Stored entries:
::::

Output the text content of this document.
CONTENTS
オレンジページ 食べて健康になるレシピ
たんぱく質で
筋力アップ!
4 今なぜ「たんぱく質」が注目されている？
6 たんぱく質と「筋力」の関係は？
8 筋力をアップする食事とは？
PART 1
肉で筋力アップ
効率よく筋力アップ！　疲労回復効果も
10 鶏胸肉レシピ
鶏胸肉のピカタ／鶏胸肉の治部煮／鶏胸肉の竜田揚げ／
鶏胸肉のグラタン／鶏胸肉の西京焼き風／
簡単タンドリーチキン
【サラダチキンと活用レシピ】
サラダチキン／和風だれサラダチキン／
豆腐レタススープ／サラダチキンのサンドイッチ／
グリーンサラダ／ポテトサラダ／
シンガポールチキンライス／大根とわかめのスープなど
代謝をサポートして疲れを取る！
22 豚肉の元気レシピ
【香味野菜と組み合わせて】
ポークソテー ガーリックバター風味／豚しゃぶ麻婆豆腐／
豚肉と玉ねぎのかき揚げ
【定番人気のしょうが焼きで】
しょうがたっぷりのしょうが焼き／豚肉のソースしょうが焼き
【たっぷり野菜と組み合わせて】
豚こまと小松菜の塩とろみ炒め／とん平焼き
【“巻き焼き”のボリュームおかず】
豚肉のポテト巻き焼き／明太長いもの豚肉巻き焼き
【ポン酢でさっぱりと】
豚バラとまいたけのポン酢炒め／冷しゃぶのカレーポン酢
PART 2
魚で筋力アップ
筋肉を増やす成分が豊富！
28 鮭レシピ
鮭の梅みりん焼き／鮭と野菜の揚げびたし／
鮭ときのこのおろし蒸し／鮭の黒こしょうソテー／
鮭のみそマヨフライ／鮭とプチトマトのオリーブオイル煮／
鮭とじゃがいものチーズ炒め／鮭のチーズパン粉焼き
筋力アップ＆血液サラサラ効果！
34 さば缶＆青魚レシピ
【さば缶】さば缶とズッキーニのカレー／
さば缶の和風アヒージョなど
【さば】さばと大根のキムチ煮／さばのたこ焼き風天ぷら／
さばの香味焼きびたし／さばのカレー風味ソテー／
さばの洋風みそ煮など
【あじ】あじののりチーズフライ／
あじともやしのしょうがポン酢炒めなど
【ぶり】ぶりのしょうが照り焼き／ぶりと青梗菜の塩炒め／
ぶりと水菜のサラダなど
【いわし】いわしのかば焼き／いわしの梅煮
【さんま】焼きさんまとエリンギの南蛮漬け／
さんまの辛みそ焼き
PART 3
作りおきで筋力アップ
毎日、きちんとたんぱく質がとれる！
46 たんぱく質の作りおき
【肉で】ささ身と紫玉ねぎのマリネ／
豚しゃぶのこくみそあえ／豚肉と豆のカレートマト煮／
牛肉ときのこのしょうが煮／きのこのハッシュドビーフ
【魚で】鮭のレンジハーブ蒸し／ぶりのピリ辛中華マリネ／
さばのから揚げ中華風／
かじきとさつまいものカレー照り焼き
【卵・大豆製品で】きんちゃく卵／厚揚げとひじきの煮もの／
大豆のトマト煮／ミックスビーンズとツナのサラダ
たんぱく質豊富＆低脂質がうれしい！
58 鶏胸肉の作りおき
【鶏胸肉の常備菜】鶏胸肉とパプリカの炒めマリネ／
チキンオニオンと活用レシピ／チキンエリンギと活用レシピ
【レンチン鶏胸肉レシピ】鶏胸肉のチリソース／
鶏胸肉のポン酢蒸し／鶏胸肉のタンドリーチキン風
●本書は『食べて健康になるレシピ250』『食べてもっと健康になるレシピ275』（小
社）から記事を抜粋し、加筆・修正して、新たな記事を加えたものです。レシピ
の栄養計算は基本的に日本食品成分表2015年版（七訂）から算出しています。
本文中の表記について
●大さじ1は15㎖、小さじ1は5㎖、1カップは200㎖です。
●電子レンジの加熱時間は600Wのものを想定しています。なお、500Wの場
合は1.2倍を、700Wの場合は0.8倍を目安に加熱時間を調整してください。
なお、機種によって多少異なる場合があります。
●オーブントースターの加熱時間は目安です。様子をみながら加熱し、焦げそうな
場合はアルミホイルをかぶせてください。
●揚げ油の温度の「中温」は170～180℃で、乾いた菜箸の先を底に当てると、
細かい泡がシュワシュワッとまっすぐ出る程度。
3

::::

◆ WHAT TO PRODUCE:
Set down every record above exactly as given.

◆ SOLUTION TO THE EXERCISE:
Output the text content of this document.
CONTENTS
オレンジページ 食べて健康になるレシピ
たんぱく質で
筋力アップ!
4 今なぜ「たんぱく質」が注目されている？
6 たんぱく質と「筋力」の関係は？
8 筋力をアップする食事とは？
PART 1
肉で筋力アップ
効率よく筋力アップ！　疲労回復効果も
10 鶏胸肉レシピ
鶏胸肉のピカタ／鶏胸肉の治部煮／鶏胸肉の竜田揚げ／
鶏胸肉のグラタン／鶏胸肉の西京焼き風／
簡単タンドリーチキン
【サラダチキンと活用レシピ】
サラダチキン／和風だれサラダチキン／
豆腐レタススープ／サラダチキンのサンドイッチ／
グリーンサラダ／ポテトサラダ／
シンガポールチキンライス／大根とわかめのスープなど
代謝をサポートして疲れを取る！
22 豚肉の元気レシピ
【香味野菜と組み合わせて】
ポークソテー ガーリックバター風味／豚しゃぶ麻婆豆腐／
豚肉と玉ねぎのかき揚げ
【定番人気のしょうが焼きで】
しょうがたっぷりのしょうが焼き／豚肉のソースしょうが焼き
【たっぷり野菜と組み合わせて】
豚こまと小松菜の塩とろみ炒め／とん平焼き
【“巻き焼き”のボリュームおかず】
豚肉のポテト巻き焼き／明太長いもの豚肉巻き焼き
【ポン酢でさっぱりと】
豚バラとまいたけのポン酢炒め／冷しゃぶのカレーポン酢
PART 2
魚で筋力アップ
筋肉を増やす成分が豊富！
28 鮭レシピ
鮭の梅みりん焼き／鮭と野菜の揚げびたし／
鮭ときのこのおろし蒸し／鮭の黒こしょうソテー／
鮭のみそマヨフライ／鮭とプチトマトのオリーブオイル煮／
鮭とじゃがいものチーズ炒め／鮭のチーズパン粉焼き
筋力アップ＆血液サラサラ効果！
34 さば缶＆青魚レシピ
【さば缶】さば缶とズッキーニのカレー／
さば缶の和風アヒージョなど
【さば】さばと大根のキムチ煮／さばのたこ焼き風天ぷら／
さばの香味焼きびたし／さばのカレー風味ソテー／
さばの洋風みそ煮など
【あじ】あじののりチーズフライ／
あじともやしのしょうがポン酢炒めなど
【ぶり】ぶりのしょうが照り焼き／ぶりと青梗菜の塩炒め／
ぶりと水菜のサラダなど
【いわし】いわしのかば焼き／いわしの梅煮
【さんま】焼きさんまとエリンギの南蛮漬け／
さんまの辛みそ焼き
PART 3
作りおきで筋力アップ
毎日、きちんとたんぱく質がとれる！
46 たんぱく質の作りおき
【肉で】ささ身と紫玉ねぎのマリネ／
豚しゃぶのこくみそあえ／豚肉と豆のカレートマト煮／
牛肉ときのこのしょうが煮／きのこのハッシュドビーフ
【魚で】鮭のレンジハーブ蒸し／ぶりのピリ辛中華マリネ／
さばのから揚げ中華風／
かじきとさつまいものカレー照り焼き
【卵・大豆製品で】きんちゃく卵／厚揚げとひじきの煮もの／
大豆のトマト煮／ミックスビーンズとツナのサラダ
たんぱく質豊富＆低脂質がうれしい！
58 鶏胸肉の作りおき
【鶏胸肉の常備菜】鶏胸肉とパプリカの炒めマリネ／
チキンオニオンと活用レシピ／チキンエリンギと活用レシピ
【レンチン鶏胸肉レシピ】鶏胸肉のチリソース／
鶏胸肉のポン酢蒸し／鶏胸肉のタンドリーチキン風
●本書は『食べて健康になるレシピ250』『食べてもっと健康になるレシピ275』（小
社）から記事を抜粋し、加筆・修正して、新たな記事を加えたものです。レシピ
の栄養計算は基本的に日本食品成分表2015年版（七訂）から算出しています。
本文中の表記について
●大さじ1は15㎖、小さじ1は5㎖、1カップは200㎖です。
●電子レンジの加熱時間は600Wのものを想定しています。なお、500Wの場
合は1.2倍を、700Wの場合は0.8倍を目安に加熱時間を調整してください。
なお、機種によって多少異なる場合があります。
●オーブントースターの加熱時間は目安です。様子をみながら加熱し、焦げそうな
場合はアルミホイルをかぶせてください。
●揚げ油の温度の「中温」は170～180℃で、乾いた菜箸の先を底に当てると、
細かい泡がシュワシュワッとまっすぐ出る程度。
3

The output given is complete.